Required task. Reply with one number: the count of lines in the records below that hold "content".
>>>>
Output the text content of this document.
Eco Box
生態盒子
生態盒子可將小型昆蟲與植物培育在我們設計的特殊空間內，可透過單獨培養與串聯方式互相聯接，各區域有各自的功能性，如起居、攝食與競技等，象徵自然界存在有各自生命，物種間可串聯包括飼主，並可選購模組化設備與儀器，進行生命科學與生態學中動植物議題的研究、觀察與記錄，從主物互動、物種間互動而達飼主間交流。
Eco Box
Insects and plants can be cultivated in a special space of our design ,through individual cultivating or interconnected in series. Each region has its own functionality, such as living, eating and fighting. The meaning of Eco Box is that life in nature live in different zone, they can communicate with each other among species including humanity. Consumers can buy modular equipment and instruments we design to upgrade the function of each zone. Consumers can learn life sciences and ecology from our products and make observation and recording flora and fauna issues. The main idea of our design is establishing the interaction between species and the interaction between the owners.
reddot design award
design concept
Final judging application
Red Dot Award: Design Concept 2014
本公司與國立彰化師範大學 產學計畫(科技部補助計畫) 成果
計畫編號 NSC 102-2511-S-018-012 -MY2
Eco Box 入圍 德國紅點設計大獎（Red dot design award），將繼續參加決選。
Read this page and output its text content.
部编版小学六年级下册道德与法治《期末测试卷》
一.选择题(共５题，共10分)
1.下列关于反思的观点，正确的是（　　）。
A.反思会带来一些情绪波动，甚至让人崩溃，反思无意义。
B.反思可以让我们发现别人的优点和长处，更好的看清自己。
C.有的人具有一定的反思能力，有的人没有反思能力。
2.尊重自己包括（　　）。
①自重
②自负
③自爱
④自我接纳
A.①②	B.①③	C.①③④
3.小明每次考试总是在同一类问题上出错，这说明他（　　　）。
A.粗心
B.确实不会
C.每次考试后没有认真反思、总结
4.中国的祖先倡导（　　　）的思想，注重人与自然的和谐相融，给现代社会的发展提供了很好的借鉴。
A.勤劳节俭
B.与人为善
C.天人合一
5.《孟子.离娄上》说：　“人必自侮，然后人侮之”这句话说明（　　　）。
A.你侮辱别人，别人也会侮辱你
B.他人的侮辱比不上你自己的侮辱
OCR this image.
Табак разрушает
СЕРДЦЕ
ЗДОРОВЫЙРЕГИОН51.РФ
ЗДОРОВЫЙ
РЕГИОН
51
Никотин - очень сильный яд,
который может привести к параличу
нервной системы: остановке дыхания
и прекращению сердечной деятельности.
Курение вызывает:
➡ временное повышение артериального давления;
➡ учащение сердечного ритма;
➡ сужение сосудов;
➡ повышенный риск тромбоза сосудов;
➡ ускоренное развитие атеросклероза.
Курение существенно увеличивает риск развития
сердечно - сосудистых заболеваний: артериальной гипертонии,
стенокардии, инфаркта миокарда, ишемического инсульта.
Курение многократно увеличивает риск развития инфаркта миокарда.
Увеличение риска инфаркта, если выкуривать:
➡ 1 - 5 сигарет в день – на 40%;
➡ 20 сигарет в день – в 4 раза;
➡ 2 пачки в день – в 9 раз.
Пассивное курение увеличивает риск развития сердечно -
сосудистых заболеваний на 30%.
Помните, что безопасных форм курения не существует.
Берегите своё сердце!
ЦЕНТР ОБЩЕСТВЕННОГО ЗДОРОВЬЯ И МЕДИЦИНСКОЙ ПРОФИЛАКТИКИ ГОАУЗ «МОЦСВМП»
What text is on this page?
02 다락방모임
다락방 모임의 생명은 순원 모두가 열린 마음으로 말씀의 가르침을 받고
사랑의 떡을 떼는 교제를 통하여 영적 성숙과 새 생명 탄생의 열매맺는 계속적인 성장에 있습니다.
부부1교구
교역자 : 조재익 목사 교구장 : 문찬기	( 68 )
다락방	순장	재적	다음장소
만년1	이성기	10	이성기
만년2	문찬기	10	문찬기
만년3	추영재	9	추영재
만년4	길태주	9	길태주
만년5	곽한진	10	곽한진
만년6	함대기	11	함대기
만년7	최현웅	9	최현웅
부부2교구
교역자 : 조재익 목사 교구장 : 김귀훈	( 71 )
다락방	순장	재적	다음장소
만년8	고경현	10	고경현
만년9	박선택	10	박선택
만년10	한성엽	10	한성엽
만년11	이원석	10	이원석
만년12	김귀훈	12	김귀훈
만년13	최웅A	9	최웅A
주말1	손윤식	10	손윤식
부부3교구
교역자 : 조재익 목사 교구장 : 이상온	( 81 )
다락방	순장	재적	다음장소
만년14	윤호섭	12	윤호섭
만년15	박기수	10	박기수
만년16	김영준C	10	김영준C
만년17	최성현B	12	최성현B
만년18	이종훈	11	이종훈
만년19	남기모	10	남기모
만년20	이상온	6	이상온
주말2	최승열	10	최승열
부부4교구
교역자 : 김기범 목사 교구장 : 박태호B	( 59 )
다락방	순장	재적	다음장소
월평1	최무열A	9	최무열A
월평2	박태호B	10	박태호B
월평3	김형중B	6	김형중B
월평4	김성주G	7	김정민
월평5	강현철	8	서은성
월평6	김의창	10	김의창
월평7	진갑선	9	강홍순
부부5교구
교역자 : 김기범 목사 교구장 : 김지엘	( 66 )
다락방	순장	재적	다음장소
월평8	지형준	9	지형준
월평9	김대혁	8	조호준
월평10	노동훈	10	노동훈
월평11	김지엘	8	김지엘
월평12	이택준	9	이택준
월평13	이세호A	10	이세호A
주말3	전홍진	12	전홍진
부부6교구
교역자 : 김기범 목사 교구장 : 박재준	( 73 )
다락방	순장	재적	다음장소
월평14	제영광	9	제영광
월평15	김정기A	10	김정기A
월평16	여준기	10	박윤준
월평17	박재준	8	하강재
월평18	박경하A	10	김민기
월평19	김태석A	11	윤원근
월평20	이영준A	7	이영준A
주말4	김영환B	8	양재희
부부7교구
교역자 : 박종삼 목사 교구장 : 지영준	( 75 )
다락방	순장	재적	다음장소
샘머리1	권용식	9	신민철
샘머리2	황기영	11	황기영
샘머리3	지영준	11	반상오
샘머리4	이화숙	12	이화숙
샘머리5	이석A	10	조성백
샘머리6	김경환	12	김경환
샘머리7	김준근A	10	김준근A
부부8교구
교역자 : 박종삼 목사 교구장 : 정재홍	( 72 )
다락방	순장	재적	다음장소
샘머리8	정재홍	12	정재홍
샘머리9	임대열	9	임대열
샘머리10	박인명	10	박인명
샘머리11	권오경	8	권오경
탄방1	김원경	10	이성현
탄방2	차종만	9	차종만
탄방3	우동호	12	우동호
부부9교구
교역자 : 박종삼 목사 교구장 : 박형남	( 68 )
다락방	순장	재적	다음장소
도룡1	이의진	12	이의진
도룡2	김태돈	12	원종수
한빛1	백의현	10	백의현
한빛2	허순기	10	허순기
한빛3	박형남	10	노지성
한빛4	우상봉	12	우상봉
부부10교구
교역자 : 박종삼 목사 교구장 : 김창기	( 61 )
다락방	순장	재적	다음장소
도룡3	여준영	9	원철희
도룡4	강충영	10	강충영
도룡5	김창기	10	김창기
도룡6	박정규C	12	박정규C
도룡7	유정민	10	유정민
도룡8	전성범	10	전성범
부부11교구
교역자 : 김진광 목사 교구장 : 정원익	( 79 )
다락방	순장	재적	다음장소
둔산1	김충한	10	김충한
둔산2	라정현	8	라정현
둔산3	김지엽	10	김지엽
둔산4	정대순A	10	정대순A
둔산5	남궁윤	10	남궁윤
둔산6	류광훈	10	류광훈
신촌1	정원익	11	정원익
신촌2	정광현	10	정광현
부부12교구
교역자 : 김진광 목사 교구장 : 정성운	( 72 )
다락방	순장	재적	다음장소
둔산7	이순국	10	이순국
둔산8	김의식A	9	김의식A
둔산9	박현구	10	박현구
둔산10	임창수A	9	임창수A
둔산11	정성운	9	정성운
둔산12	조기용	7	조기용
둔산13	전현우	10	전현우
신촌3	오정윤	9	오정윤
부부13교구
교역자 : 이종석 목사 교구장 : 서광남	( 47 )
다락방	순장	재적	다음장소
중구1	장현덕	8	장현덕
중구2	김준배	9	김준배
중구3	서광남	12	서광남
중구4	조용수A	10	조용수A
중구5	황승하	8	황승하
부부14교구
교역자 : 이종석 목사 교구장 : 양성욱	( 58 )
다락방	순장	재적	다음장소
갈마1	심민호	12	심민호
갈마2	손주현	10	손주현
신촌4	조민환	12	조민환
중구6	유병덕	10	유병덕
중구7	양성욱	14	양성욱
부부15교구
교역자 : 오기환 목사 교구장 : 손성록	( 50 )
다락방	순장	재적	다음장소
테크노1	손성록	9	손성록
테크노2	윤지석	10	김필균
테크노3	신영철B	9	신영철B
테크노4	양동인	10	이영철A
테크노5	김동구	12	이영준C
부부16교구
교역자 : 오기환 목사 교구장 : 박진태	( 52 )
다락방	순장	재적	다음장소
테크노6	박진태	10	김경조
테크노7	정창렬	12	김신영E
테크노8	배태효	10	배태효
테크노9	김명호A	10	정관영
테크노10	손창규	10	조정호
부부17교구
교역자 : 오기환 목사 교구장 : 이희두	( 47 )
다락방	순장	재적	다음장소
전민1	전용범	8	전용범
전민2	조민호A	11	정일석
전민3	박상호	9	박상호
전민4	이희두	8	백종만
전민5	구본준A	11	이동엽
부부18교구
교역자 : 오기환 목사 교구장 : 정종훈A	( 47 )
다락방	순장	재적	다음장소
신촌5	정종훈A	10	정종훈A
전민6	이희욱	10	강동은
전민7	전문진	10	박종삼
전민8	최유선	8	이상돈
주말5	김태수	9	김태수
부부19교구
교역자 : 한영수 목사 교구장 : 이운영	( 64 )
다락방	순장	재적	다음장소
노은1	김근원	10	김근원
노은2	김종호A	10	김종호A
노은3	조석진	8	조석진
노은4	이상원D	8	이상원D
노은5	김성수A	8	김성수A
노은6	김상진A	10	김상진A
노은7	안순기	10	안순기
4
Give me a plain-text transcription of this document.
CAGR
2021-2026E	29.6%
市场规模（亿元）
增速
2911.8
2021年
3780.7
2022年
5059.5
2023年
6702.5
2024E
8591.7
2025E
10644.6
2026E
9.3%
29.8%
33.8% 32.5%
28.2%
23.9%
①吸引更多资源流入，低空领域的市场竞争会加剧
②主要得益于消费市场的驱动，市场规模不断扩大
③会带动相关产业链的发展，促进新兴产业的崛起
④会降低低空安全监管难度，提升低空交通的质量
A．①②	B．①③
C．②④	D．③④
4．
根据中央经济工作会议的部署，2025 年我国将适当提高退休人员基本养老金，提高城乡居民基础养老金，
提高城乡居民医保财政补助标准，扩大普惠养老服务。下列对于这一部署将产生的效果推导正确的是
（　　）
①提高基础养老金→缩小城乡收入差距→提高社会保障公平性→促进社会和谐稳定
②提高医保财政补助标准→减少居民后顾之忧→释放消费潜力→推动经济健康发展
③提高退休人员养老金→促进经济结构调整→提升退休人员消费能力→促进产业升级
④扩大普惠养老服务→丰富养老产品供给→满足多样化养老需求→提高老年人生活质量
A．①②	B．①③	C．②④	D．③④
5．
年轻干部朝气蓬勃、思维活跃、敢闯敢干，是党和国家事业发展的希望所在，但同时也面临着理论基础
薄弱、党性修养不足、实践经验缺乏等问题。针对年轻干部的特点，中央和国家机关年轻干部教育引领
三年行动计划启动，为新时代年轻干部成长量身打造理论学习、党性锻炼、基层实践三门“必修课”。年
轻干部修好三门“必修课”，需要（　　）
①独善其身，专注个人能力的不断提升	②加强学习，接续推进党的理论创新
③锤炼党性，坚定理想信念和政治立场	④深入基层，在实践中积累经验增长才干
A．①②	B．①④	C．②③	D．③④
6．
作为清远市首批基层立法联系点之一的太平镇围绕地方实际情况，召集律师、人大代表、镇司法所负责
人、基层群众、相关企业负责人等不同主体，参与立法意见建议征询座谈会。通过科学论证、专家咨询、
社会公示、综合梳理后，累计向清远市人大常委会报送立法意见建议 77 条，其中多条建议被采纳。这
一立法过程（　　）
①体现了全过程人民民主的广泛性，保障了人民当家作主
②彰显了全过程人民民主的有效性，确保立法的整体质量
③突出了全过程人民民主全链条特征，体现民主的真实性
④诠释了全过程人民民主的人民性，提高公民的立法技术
<<<<
Solution. 2